* Aim:
Below are some records. Say in a single number how many of their lines include the word "Vidéo".

* Given records:
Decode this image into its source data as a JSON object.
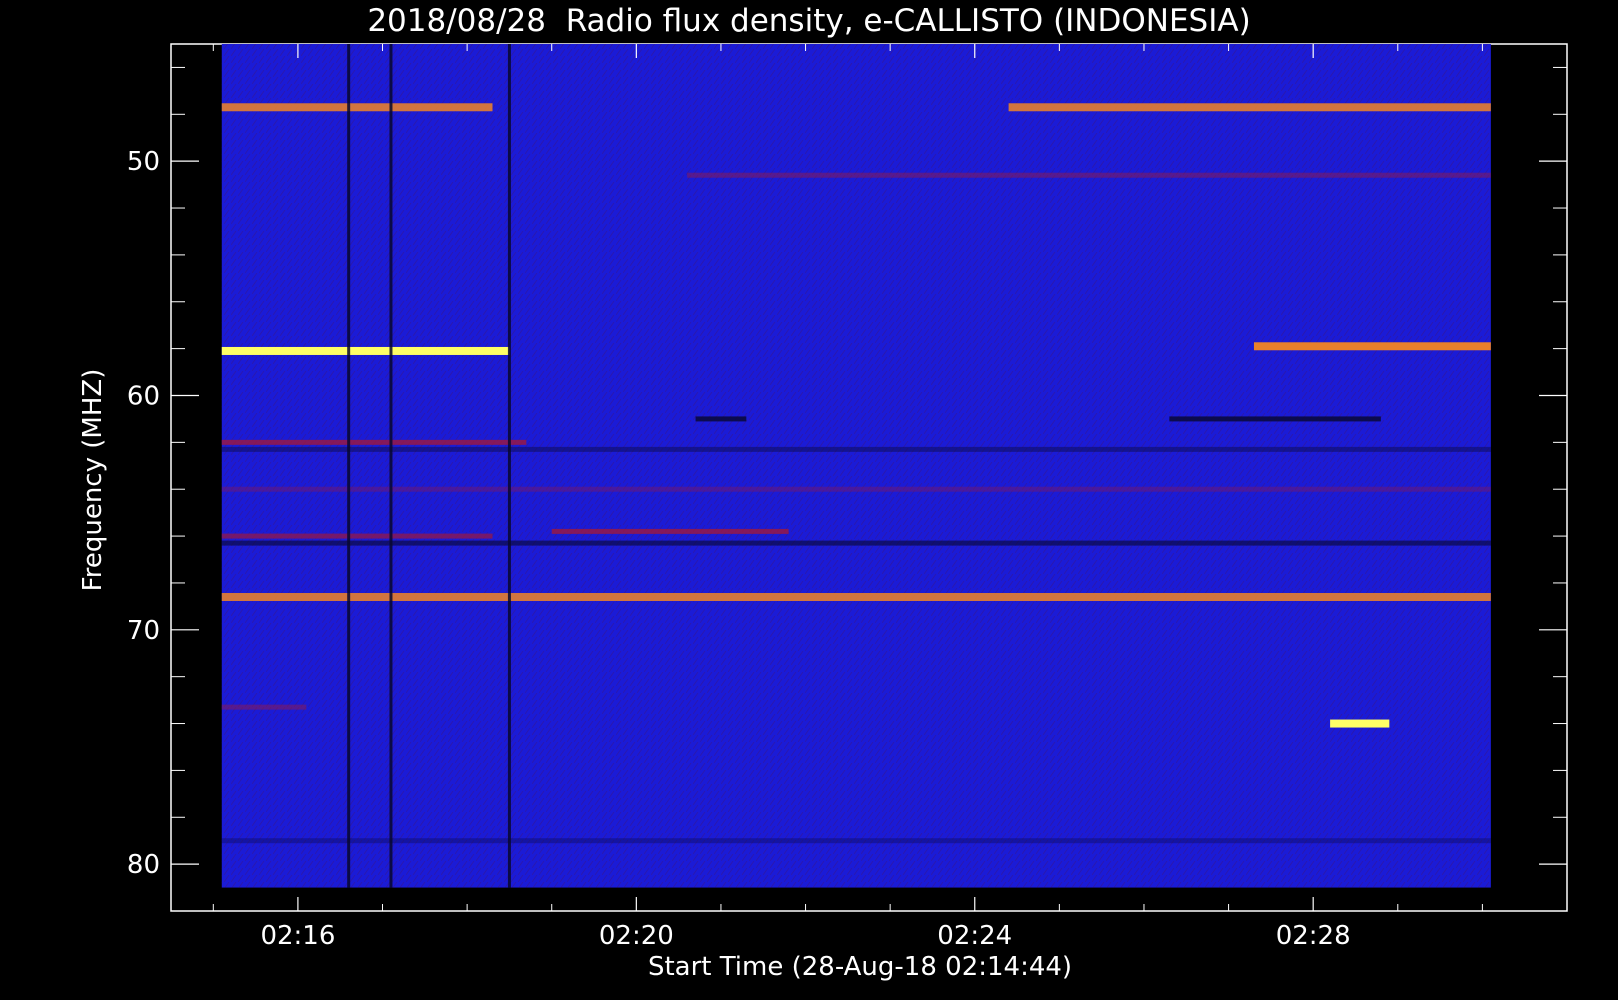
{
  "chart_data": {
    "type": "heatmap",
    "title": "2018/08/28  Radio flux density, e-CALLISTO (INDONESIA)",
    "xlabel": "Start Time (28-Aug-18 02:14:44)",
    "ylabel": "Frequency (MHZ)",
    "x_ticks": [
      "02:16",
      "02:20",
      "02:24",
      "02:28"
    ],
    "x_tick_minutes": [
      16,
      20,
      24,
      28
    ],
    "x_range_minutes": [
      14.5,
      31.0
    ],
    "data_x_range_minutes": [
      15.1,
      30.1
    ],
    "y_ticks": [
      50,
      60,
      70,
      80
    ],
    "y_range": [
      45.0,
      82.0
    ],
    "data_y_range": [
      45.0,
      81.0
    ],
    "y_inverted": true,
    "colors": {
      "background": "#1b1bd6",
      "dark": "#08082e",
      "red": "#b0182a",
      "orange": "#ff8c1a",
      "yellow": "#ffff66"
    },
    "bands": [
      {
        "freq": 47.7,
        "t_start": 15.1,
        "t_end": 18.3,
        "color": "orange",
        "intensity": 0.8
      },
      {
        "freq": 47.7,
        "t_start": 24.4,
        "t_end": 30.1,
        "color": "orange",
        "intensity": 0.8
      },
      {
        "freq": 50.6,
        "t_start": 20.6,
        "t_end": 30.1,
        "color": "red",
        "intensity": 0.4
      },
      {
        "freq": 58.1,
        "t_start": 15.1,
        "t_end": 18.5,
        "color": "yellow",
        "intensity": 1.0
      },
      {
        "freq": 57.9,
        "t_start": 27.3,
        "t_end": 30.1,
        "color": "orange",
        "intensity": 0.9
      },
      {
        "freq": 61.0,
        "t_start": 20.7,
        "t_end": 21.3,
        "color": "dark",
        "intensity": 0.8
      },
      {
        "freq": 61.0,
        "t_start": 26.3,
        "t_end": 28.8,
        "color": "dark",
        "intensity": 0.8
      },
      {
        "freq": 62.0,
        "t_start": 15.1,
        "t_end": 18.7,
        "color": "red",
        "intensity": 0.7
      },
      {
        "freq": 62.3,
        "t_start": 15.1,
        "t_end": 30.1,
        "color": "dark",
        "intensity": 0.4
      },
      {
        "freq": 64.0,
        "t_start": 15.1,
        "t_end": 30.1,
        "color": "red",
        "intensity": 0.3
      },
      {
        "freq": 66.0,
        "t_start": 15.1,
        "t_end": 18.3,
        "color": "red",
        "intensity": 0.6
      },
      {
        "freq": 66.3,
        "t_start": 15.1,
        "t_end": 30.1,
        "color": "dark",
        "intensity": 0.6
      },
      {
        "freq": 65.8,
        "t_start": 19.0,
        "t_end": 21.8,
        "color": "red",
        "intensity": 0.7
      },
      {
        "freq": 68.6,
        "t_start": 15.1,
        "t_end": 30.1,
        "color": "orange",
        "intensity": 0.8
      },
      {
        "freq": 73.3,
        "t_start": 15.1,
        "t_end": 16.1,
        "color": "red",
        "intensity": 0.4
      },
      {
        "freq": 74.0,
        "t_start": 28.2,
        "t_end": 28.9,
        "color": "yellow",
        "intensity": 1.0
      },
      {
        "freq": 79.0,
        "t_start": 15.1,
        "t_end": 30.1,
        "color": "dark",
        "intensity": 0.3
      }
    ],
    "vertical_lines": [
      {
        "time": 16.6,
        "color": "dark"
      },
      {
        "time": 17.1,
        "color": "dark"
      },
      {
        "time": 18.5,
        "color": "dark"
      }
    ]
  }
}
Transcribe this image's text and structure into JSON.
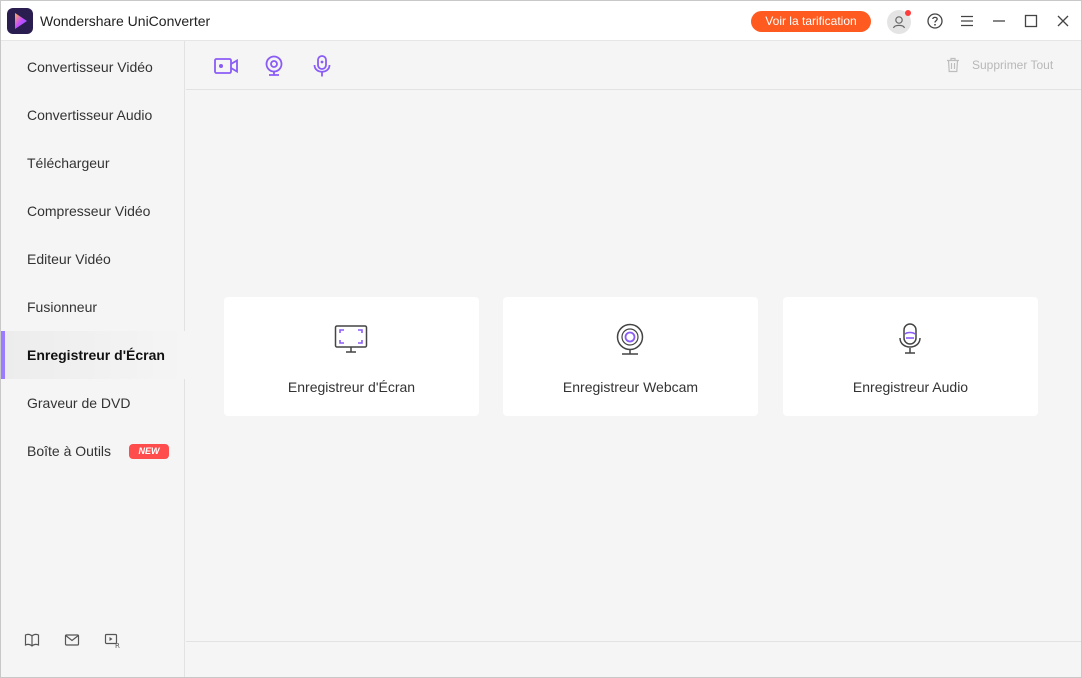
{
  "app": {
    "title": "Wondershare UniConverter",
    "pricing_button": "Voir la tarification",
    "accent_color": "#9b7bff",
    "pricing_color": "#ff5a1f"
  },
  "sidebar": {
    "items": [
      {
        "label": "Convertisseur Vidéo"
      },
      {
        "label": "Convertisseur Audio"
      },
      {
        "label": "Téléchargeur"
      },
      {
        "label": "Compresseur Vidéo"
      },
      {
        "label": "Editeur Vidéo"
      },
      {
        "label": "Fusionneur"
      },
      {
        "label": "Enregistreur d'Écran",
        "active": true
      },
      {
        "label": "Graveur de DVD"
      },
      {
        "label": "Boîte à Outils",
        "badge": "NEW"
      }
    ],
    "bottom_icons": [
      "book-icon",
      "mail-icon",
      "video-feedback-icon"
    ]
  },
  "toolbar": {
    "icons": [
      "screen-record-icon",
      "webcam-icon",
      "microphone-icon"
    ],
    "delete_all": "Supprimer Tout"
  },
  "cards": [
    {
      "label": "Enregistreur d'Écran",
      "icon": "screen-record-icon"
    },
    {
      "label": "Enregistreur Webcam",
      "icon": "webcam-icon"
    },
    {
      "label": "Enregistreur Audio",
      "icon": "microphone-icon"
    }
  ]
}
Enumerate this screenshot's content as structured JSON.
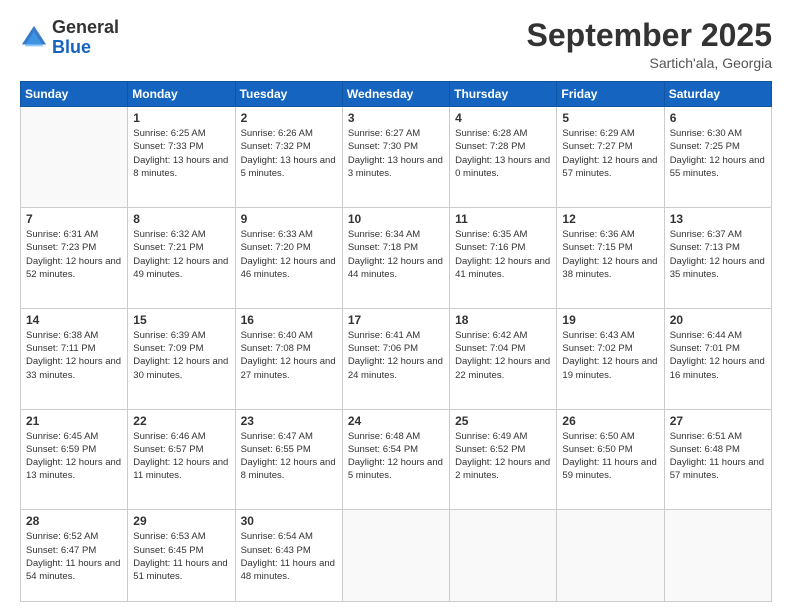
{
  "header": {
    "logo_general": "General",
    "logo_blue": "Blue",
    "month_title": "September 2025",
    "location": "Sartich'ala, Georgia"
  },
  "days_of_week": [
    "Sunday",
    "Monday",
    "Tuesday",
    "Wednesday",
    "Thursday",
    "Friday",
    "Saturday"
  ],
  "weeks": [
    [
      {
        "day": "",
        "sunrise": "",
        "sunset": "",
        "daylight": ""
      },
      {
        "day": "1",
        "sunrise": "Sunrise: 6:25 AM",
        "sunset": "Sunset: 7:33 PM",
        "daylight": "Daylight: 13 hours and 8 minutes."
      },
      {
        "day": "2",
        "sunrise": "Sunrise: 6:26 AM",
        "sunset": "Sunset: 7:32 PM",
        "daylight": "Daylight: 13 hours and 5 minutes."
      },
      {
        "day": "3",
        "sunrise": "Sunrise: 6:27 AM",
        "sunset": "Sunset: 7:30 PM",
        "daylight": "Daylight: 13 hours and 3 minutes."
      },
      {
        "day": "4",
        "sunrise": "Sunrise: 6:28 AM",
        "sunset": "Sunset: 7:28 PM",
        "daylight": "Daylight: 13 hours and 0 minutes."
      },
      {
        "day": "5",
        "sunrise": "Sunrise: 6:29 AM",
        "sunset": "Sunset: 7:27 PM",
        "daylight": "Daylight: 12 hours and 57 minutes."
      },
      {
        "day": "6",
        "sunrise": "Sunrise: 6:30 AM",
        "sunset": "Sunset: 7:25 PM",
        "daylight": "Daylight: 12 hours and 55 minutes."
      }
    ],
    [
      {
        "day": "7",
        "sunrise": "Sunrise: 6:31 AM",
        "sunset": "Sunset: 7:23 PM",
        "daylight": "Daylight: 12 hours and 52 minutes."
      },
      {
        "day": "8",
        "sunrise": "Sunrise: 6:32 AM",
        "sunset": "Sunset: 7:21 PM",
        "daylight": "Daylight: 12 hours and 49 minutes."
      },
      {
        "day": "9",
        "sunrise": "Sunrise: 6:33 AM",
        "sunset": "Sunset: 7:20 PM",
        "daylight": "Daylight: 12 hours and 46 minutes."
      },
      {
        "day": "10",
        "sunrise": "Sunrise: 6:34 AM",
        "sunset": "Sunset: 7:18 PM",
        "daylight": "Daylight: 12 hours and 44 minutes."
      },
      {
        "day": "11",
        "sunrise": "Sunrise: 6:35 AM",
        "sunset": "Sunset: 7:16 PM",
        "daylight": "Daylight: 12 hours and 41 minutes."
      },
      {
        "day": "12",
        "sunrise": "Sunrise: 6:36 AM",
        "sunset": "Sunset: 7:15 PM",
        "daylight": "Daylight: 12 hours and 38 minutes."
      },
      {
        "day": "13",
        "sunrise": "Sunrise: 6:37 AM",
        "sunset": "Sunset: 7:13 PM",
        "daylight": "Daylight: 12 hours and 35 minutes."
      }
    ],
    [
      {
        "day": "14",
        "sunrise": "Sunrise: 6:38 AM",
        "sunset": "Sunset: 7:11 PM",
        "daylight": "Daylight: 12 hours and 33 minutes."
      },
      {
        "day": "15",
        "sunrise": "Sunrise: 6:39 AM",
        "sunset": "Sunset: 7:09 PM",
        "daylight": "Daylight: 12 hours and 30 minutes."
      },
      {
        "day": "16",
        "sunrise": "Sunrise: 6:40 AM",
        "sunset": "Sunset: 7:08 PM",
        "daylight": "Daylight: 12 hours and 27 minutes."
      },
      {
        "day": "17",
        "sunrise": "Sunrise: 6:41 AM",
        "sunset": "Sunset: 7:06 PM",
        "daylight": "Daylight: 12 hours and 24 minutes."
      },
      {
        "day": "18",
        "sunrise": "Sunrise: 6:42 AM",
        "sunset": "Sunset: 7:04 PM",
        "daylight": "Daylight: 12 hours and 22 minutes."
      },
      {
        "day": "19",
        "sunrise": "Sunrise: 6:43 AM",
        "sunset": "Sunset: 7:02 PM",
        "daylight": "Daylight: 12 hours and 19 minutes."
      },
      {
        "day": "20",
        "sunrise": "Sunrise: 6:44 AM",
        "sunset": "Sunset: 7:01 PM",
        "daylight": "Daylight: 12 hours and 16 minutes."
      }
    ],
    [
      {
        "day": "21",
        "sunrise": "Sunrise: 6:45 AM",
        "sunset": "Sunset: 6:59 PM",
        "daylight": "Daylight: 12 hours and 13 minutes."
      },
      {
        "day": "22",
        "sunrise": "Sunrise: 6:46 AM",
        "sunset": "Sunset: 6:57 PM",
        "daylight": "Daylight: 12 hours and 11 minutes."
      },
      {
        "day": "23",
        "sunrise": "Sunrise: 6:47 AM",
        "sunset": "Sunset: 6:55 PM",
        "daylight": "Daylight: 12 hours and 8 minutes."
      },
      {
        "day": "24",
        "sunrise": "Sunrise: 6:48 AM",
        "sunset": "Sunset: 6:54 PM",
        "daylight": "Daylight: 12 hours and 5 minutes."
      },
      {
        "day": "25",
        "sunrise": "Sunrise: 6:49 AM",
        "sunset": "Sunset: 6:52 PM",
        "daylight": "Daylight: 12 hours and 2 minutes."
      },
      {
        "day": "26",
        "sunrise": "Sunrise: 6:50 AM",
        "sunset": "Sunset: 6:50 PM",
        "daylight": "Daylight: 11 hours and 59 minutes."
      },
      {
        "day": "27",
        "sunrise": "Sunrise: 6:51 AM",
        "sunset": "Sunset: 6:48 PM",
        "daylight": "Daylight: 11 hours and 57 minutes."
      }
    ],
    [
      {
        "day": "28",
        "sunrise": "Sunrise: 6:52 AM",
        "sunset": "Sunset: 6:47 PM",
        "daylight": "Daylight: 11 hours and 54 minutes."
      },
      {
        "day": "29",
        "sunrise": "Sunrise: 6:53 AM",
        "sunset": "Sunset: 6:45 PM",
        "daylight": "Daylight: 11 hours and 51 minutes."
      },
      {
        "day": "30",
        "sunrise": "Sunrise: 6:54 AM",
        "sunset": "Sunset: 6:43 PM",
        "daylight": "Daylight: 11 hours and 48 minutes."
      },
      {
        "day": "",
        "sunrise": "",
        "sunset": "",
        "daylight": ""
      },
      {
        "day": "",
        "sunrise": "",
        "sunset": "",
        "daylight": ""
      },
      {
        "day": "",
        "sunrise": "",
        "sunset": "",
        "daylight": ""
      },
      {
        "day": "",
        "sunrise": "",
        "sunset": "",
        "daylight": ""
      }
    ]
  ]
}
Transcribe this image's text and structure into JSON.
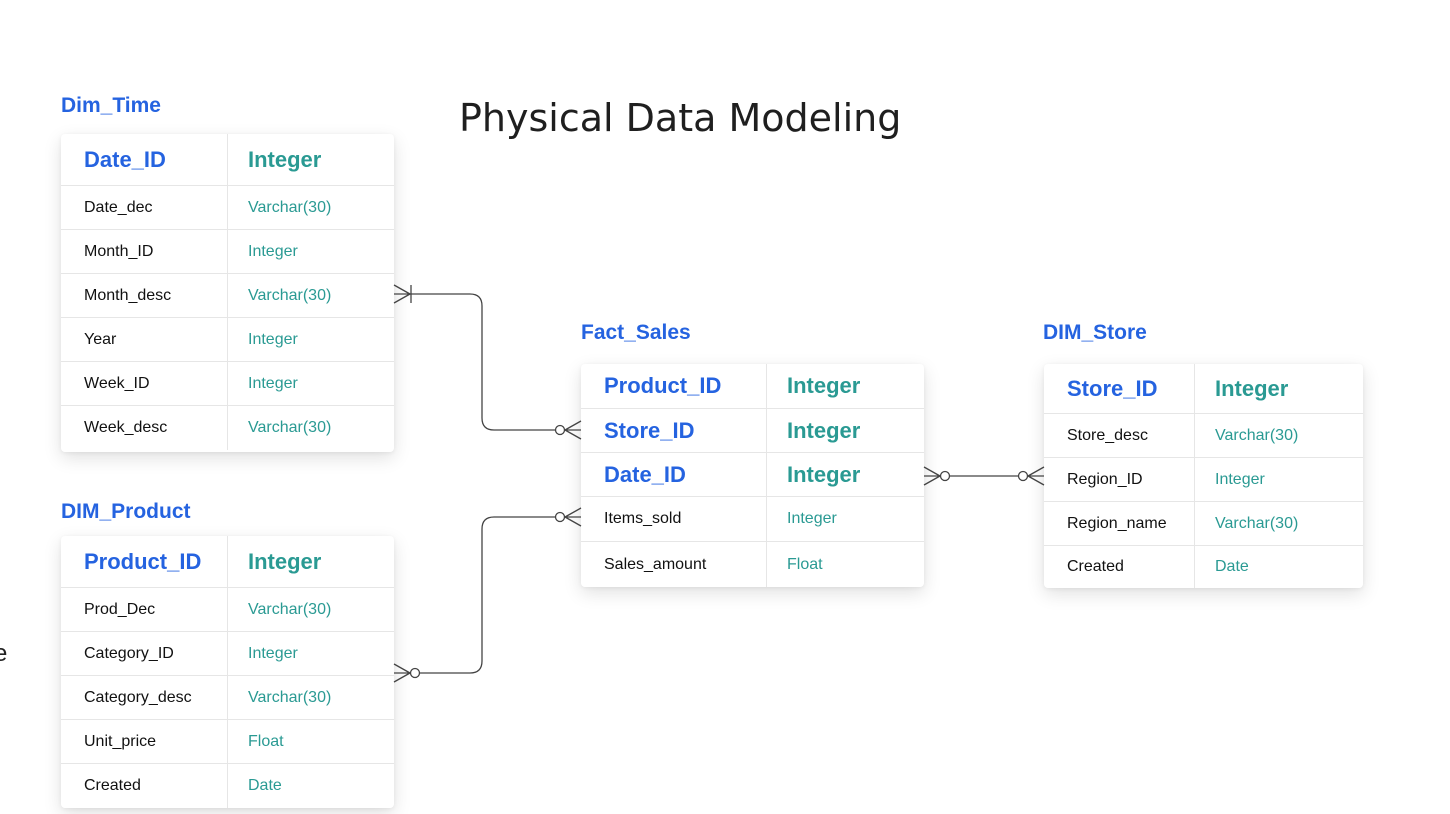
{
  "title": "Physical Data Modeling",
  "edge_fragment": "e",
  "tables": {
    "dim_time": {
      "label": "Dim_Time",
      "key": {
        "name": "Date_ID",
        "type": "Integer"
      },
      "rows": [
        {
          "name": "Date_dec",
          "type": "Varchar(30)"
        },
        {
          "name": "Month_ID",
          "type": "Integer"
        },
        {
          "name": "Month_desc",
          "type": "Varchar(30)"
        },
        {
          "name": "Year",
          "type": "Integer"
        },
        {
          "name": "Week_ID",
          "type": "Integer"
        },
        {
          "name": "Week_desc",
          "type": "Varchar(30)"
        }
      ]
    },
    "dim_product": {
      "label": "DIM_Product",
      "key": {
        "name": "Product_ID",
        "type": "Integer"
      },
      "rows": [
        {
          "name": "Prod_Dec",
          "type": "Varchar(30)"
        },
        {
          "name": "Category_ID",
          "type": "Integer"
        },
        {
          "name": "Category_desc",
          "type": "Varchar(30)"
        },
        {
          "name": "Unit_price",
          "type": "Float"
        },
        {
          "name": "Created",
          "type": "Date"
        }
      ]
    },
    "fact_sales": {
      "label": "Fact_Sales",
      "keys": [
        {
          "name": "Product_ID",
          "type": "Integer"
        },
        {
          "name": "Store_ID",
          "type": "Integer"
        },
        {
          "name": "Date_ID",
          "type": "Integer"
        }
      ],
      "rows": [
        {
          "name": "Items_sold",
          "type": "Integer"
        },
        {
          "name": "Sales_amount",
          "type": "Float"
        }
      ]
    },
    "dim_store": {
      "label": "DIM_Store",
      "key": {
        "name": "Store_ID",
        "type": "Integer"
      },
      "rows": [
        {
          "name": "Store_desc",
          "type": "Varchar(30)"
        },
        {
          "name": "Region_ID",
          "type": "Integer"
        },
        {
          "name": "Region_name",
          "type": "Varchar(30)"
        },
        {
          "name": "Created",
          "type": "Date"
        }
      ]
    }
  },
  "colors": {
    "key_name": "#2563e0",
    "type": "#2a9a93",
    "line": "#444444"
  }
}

* Finished task:
3